In the lines below, find the one that contains "Read out every word on this page." and write it out exactly, along with every line that follows it.

════

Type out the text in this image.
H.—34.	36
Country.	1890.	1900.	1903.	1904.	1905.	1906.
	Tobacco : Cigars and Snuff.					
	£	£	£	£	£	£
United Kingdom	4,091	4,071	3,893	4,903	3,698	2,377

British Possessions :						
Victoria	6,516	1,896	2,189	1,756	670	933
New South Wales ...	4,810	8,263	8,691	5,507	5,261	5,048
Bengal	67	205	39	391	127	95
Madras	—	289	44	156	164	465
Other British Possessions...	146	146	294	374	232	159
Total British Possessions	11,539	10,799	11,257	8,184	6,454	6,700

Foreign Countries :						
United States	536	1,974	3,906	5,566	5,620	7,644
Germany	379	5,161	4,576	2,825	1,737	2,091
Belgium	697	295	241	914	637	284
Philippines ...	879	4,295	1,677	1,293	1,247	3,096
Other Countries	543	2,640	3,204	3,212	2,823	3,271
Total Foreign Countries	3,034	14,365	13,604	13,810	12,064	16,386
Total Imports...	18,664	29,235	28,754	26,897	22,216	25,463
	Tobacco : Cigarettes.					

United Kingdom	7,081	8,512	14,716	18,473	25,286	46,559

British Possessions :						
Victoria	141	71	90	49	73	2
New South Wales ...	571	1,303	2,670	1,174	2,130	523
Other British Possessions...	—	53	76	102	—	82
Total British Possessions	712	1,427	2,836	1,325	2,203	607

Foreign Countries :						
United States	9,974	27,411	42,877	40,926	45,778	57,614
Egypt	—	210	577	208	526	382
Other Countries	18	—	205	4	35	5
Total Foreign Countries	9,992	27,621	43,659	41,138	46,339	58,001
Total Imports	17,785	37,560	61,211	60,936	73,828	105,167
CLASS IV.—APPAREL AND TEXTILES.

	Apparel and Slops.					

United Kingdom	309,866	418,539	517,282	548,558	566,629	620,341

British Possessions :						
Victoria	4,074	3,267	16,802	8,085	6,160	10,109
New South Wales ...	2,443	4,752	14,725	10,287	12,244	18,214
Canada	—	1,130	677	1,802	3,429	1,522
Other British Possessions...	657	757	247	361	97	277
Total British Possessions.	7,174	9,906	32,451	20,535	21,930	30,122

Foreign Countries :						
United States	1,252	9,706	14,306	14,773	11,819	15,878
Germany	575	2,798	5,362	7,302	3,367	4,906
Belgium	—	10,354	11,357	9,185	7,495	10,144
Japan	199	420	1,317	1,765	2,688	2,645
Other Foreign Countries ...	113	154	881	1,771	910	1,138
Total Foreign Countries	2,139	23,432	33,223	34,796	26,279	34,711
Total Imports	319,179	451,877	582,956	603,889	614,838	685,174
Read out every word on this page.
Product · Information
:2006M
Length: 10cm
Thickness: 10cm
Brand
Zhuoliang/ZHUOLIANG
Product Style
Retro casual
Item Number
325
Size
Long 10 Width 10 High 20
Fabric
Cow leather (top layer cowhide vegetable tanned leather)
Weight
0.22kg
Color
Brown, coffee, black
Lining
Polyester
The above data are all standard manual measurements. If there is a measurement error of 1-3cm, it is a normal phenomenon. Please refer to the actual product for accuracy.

════

- EXERCISE OUTPUT -
Read out every word on this page.
Product · Information
:2006M
Length: 10cm
Thickness: 10cm
Brand
Zhuoliang/ZHUOLIANG
Product Style
Retro casual
Item Number
325
Size
Long 10 Width 10 High 20
Fabric
Cow leather (top layer cowhide vegetable tanned leather)
Weight
0.22kg
Color
Brown, coffee, black
Lining
Polyester
The above data are all standard manual measurements. If there is a measurement error of 1-3cm, it is a normal phenomenon. Please refer to the actual product for accuracy.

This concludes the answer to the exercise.